» **Exercise prompt**
Repeat each line of the material below exactly as it appears, minus any pictures.

•••

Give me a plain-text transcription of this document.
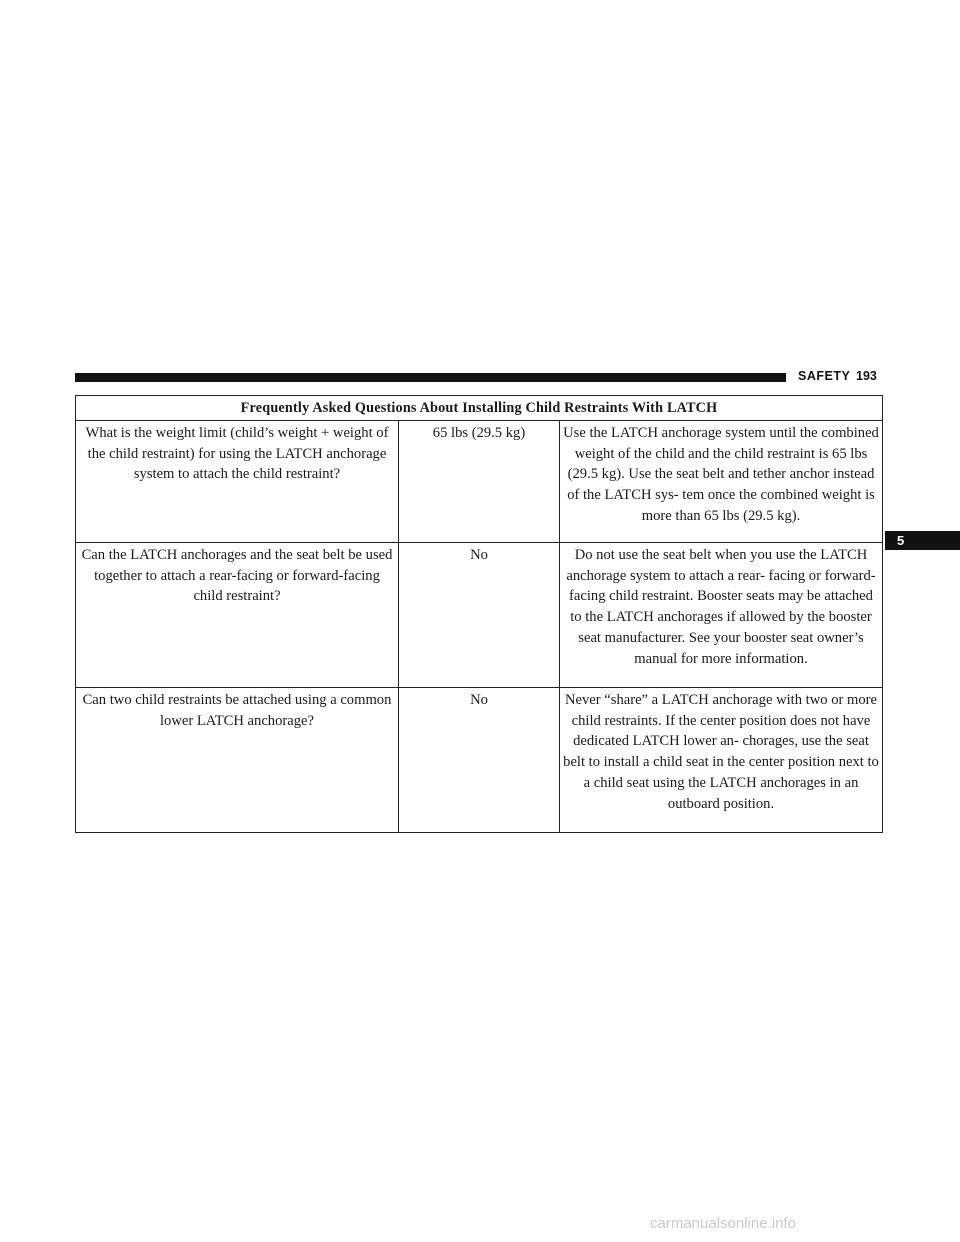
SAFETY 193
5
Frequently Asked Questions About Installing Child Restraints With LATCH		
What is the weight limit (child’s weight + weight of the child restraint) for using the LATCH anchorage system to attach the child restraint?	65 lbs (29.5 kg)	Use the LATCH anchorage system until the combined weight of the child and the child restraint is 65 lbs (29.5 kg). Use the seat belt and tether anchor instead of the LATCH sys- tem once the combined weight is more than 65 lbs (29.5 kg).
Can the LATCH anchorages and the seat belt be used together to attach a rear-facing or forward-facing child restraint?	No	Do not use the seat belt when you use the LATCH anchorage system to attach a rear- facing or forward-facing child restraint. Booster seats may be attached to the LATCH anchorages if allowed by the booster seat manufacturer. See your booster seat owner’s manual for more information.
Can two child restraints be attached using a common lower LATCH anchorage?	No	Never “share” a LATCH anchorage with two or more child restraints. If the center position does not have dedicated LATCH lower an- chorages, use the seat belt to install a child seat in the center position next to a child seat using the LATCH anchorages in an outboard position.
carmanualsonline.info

•••

» **Solution**
Give me a plain-text transcription of this document.
SAFETY 193
5
Frequently Asked Questions About Installing Child Restraints With LATCH		
What is the weight limit (child’s weight + weight of the child restraint) for using the LATCH anchorage system to attach the child restraint?	65 lbs (29.5 kg)	Use the LATCH anchorage system until the combined weight of the child and the child restraint is 65 lbs (29.5 kg). Use the seat belt and tether anchor instead of the LATCH sys- tem once the combined weight is more than 65 lbs (29.5 kg).
Can the LATCH anchorages and the seat belt be used together to attach a rear-facing or forward-facing child restraint?	No	Do not use the seat belt when you use the LATCH anchorage system to attach a rear- facing or forward-facing child restraint. Booster seats may be attached to the LATCH anchorages if allowed by the booster seat manufacturer. See your booster seat owner’s manual for more information.
Can two child restraints be attached using a common lower LATCH anchorage?	No	Never “share” a LATCH anchorage with two or more child restraints. If the center position does not have dedicated LATCH lower an- chorages, use the seat belt to install a child seat in the center position next to a child seat using the LATCH anchorages in an outboard position.
carmanualsonline.info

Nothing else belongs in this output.